**WHAT NEEDS TO BE DONE**
Update the entire listing below by replacing "group-text" with "group-label-text" everywhere it occurs, keeping every other part unchanged. Leave the pictures out of your answer.

Records excerpted from a collection:
####################

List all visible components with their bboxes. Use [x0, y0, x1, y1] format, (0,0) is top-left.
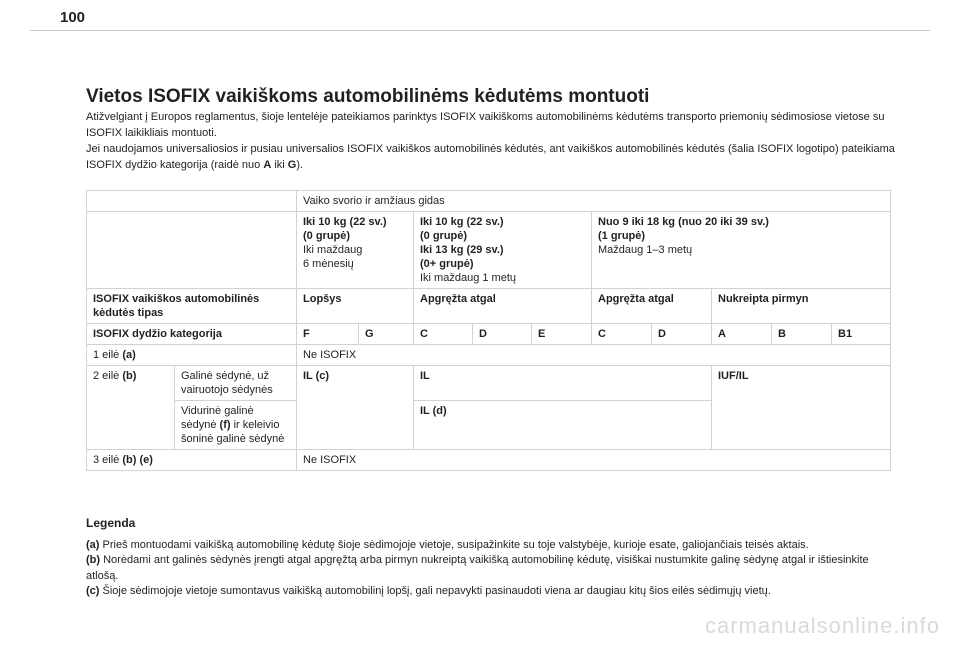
intro-text-span: iki [271, 159, 288, 171]
table-row [87, 191, 891, 212]
type-text: Lopšys [303, 293, 342, 305]
row2-ild [414, 401, 712, 450]
type-text: Apgręžta atgal [420, 293, 496, 305]
type-cell [297, 289, 414, 324]
size-cell [832, 324, 891, 345]
row2-iuf [712, 366, 891, 450]
group-text: (0 grupė) [420, 230, 468, 242]
row1-label-text: 1 eilė [93, 349, 120, 361]
row2-label [87, 366, 175, 450]
row1-label [87, 345, 297, 366]
legend-text: Šioje sėdimojoje vietoje sumontavus vaikišką automobilinį lopšį, gali nepavykti pasinaudoti viena ar daugiau kitų šios eilės sėdimųjų vietų. [99, 585, 771, 597]
type-cell [414, 289, 592, 324]
size-text: A [718, 328, 726, 340]
row2-seat-b-text: ir keleivio šoninė galinė sėdynė [181, 419, 285, 445]
page-title: Vietos ISOFIX vaikiškoms automobilinėms kėdutėms montuoti [86, 86, 650, 107]
type-cell [592, 289, 712, 324]
group-text: 6 mėnesių [303, 258, 354, 270]
size-text: B [778, 328, 786, 340]
size-text: G [365, 328, 374, 340]
type-cell [712, 289, 891, 324]
legend-title: Legenda [86, 516, 136, 530]
size-text: C [420, 328, 428, 340]
row2-il [414, 366, 712, 401]
legend-item [86, 584, 896, 600]
size-text: D [479, 328, 487, 340]
footnote-ref: (f) [219, 419, 231, 431]
row2-ilc-text: IL (c) [303, 370, 330, 382]
size-cell [652, 324, 712, 345]
size-letter-a: A [263, 159, 272, 171]
row3-label-text: 3 eilė [93, 454, 120, 466]
legend [86, 516, 896, 600]
size-label-text: ISOFIX dydžio kategorija [93, 328, 222, 340]
size-cell [592, 324, 652, 345]
intro-text-span: ). [296, 159, 304, 171]
size-text: E [538, 328, 546, 340]
table-cell-empty [87, 212, 297, 289]
size-cell [772, 324, 832, 345]
size-label [87, 324, 297, 345]
group-text: Iki maždaug [303, 244, 363, 256]
table-row [87, 345, 891, 366]
size-cell [712, 324, 772, 345]
header-divider [30, 30, 930, 31]
size-text: F [303, 328, 310, 340]
group-0plus-cell [414, 212, 592, 289]
group-0-cell [297, 212, 414, 289]
footnote-ref: (a) [122, 349, 136, 361]
type-text: Nukreipta pirmyn [718, 293, 809, 305]
type-label [87, 289, 297, 324]
legend-text: Prieš montuodami vaikišką automobilinę kėdutę šioje sėdimojoje vietoje, susipažinkite su toje valstybėje, kurioje esate, galiojančiais teisės aktais. [99, 538, 809, 551]
table-row [87, 289, 891, 324]
group-text: (0+ grupė) [420, 258, 474, 270]
intro-paragraph-2 [86, 141, 896, 173]
footnote-ref: (b) [122, 370, 137, 382]
size-text: C [598, 328, 606, 340]
watermark: carmanualsonline.info [704, 613, 940, 638]
row2-seat-a: Galinė sėdynė, už vairuotojo sėdynės [175, 366, 297, 401]
table-row [87, 324, 891, 345]
type-text: Apgręžta atgal [598, 293, 674, 305]
guide-header: Vaiko svorio ir amžiaus gidas [297, 191, 891, 212]
size-text: D [658, 328, 666, 340]
row3-label [87, 450, 297, 471]
row3-value: Ne ISOFIX [297, 450, 891, 471]
row2-ilc [297, 366, 414, 450]
size-cell [414, 324, 473, 345]
row2-il-text: IL [420, 370, 430, 382]
intro-text [86, 109, 896, 173]
row2-seat-b-text: Vidurinė galinė sėdynė [181, 405, 254, 431]
row2-iuf-text: IUF/IL [718, 370, 749, 382]
group-text: Iki 13 kg (29 sv.) [420, 244, 504, 256]
group-text: Nuo 9 iki 18 kg (nuo 20 iki 39 sv.) [598, 216, 769, 228]
row2-label-text: 2 eilė [93, 370, 120, 382]
group-text: Iki 10 kg (22 sv.) [420, 216, 504, 228]
table-row [87, 366, 891, 401]
size-letter-g: G [287, 159, 297, 171]
intro-paragraph-1: Atižvelgiant į Europos reglamentus, šioje lentelėje pateikiamos parinktys ISOFIX vaikiškoms automobilinėms kėdutėms transporto priemonių sėdimosiose vietose su ISOFIX laikikliais montuoti. [86, 111, 885, 139]
size-cell [532, 324, 592, 345]
isofix-table [86, 190, 891, 471]
page-number: 100 [60, 9, 86, 26]
row2-seat-b [175, 401, 297, 450]
table-row [87, 450, 891, 471]
size-text: B1 [838, 328, 853, 340]
legend-item [86, 538, 896, 554]
table-row [87, 212, 891, 289]
group-text: (0 grupė) [303, 230, 351, 242]
legend-key: (a) [86, 538, 100, 551]
intro-text-span: Jei naudojamos universaliosios ir pusiau universalios ISOFIX vaikiškos automobilinės kėdutės, ant vaikiškos automobilinės kėdutės (šalia ISOFIX logotipo) pateikiama ISOFIX dydžio kategorija (raidė nuo [86, 143, 895, 171]
legend-key: (c) [86, 585, 100, 597]
group-text: (1 grupė) [598, 230, 646, 242]
legend-key: (b) [86, 554, 101, 566]
legend-item [86, 553, 896, 584]
type-label-text: ISOFIX vaikiškos automobilinės kėdutės tipas [93, 293, 260, 319]
size-cell [359, 324, 414, 345]
group-text: Maždaug 1–3 metų [598, 244, 693, 256]
size-cell [297, 324, 359, 345]
row2-ild-text: IL (d) [420, 405, 447, 417]
group-text: Iki 10 kg (22 sv.) [303, 216, 387, 228]
table-cell-empty [87, 191, 297, 212]
footnote-ref: (b) (e) [122, 454, 153, 466]
group-1-cell [592, 212, 891, 289]
legend-text: Norėdami ant galinės sėdynės įrengti atgal apgręžtą arba pirmyn nukreiptą vaikišką automobilinę kėdutę, visiškai nustumkite galinę sėdynę atgal ir ištiesinkite atlošą. [86, 554, 869, 582]
row1-value: Ne ISOFIX [297, 345, 891, 366]
size-cell [473, 324, 532, 345]
group-text: Iki maždaug 1 metų [420, 272, 516, 284]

####################

**FINAL ANSWER**
List all visible components with their bboxes. Use [x0, y0, x1, y1] format, (0,0) is top-left.
intro-text-span: iki [271, 159, 288, 171]
table-row [87, 191, 891, 212]
type-text: Lopšys [303, 293, 342, 305]
row2-ild [414, 401, 712, 450]
type-text: Apgręžta atgal [420, 293, 496, 305]
type-cell [297, 289, 414, 324]
size-cell [832, 324, 891, 345]
row2-iuf [712, 366, 891, 450]
group-label-text: (0 grupė) [420, 230, 468, 242]
row1-label-text: 1 eilė [93, 349, 120, 361]
row2-label [87, 366, 175, 450]
row1-label [87, 345, 297, 366]
legend-text: Šioje sėdimojoje vietoje sumontavus vaikišką automobilinį lopšį, gali nepavykti pasinaudoti viena ar daugiau kitų šios eilės sėdimųjų vietų. [99, 585, 771, 597]
type-cell [414, 289, 592, 324]
size-text: A [718, 328, 726, 340]
row2-seat-b-text: ir keleivio šoninė galinė sėdynė [181, 419, 285, 445]
page-title: Vietos ISOFIX vaikiškoms automobilinėms kėdutėms montuoti [86, 86, 650, 107]
type-cell [592, 289, 712, 324]
group-label-text: 6 mėnesių [303, 258, 354, 270]
size-text: B [778, 328, 786, 340]
size-text: G [365, 328, 374, 340]
type-cell [712, 289, 891, 324]
legend-title: Legenda [86, 516, 136, 530]
size-text: C [420, 328, 428, 340]
row2-il [414, 366, 712, 401]
legend-item [86, 584, 896, 600]
size-text: D [479, 328, 487, 340]
footnote-ref: (f) [219, 419, 231, 431]
row2-ilc-text: IL (c) [303, 370, 330, 382]
size-cell [652, 324, 712, 345]
size-letter-a: A [263, 159, 272, 171]
row3-label-text: 3 eilė [93, 454, 120, 466]
legend [86, 516, 896, 600]
size-label-text: ISOFIX dydžio kategorija [93, 328, 222, 340]
size-cell [592, 324, 652, 345]
intro-text-span: ). [296, 159, 304, 171]
size-text: E [538, 328, 546, 340]
table-cell-empty [87, 212, 297, 289]
size-cell [772, 324, 832, 345]
size-label [87, 324, 297, 345]
group-label-text: Iki maždaug [303, 244, 363, 256]
table-row [87, 345, 891, 366]
size-cell [712, 324, 772, 345]
header-divider [30, 30, 930, 31]
size-text: F [303, 328, 310, 340]
group-0plus-cell [414, 212, 592, 289]
group-0-cell [297, 212, 414, 289]
footnote-ref: (a) [122, 349, 136, 361]
type-text: Nukreipta pirmyn [718, 293, 809, 305]
type-label [87, 289, 297, 324]
legend-text: Prieš montuodami vaikišką automobilinę kėdutę šioje sėdimojoje vietoje, susipažinkite su toje valstybėje, kurioje esate, galiojančiais teisės aktais. [99, 538, 809, 551]
table-row [87, 289, 891, 324]
group-label-text: (0+ grupė) [420, 258, 474, 270]
intro-paragraph-2 [86, 141, 896, 173]
footnote-ref: (b) [122, 370, 137, 382]
size-text: C [598, 328, 606, 340]
watermark: carmanualsonline.info [704, 613, 940, 638]
row2-seat-a: Galinė sėdynė, už vairuotojo sėdynės [175, 366, 297, 401]
table-row [87, 324, 891, 345]
type-text: Apgręžta atgal [598, 293, 674, 305]
guide-header: Vaiko svorio ir amžiaus gidas [297, 191, 891, 212]
size-text: D [658, 328, 666, 340]
row3-label [87, 450, 297, 471]
row3-value: Ne ISOFIX [297, 450, 891, 471]
row2-ilc [297, 366, 414, 450]
size-cell [414, 324, 473, 345]
row2-il-text: IL [420, 370, 430, 382]
intro-text [86, 109, 896, 173]
row2-seat-b-text: Vidurinė galinė sėdynė [181, 405, 254, 431]
row2-iuf-text: IUF/IL [718, 370, 749, 382]
group-label-text: Iki 13 kg (29 sv.) [420, 244, 504, 256]
group-label-text: Nuo 9 iki 18 kg (nuo 20 iki 39 sv.) [598, 216, 769, 228]
row2-label-text: 2 eilė [93, 370, 120, 382]
group-label-text: Iki 10 kg (22 sv.) [420, 216, 504, 228]
table-row [87, 366, 891, 401]
size-letter-g: G [287, 159, 297, 171]
intro-paragraph-1: Atižvelgiant į Europos reglamentus, šioje lentelėje pateikiamos parinktys ISOFIX vaikiškoms automobilinėms kėdutėms transporto priemonių sėdimosiose vietose su ISOFIX laikikliais montuoti. [86, 111, 885, 139]
size-cell [532, 324, 592, 345]
isofix-table [86, 190, 891, 471]
page-number: 100 [60, 9, 86, 26]
row2-seat-b [175, 401, 297, 450]
table-row [87, 450, 891, 471]
size-text: B1 [838, 328, 853, 340]
legend-item [86, 538, 896, 554]
table-row [87, 212, 891, 289]
group-label-text: (0 grupė) [303, 230, 351, 242]
legend-key: (a) [86, 538, 100, 551]
intro-text-span: Jei naudojamos universaliosios ir pusiau universalios ISOFIX vaikiškos automobilinės kėdutės, ant vaikiškos automobilinės kėdutės (šalia ISOFIX logotipo) pateikiama ISOFIX dydžio kategorija (raidė nuo [86, 143, 895, 171]
legend-key: (c) [86, 585, 100, 597]
group-label-text: (1 grupė) [598, 230, 646, 242]
legend-key: (b) [86, 554, 101, 566]
legend-item [86, 553, 896, 584]
type-label-text: ISOFIX vaikiškos automobilinės kėdutės tipas [93, 293, 260, 319]
size-cell [359, 324, 414, 345]
group-label-text: Maždaug 1–3 metų [598, 244, 693, 256]
size-cell [297, 324, 359, 345]
row2-ild-text: IL (d) [420, 405, 447, 417]
group-label-text: Iki 10 kg (22 sv.) [303, 216, 387, 228]
table-cell-empty [87, 191, 297, 212]
footnote-ref: (b) (e) [122, 454, 153, 466]
group-1-cell [592, 212, 891, 289]
legend-text: Norėdami ant galinės sėdynės įrengti atgal apgręžtą arba pirmyn nukreiptą vaikišką automobilinę kėdutę, visiškai nustumkite galinę sėdynę atgal ir ištiesinkite atlošą. [86, 554, 869, 582]
row1-value: Ne ISOFIX [297, 345, 891, 366]
size-cell [473, 324, 532, 345]
group-label-text: Iki maždaug 1 metų [420, 272, 516, 284]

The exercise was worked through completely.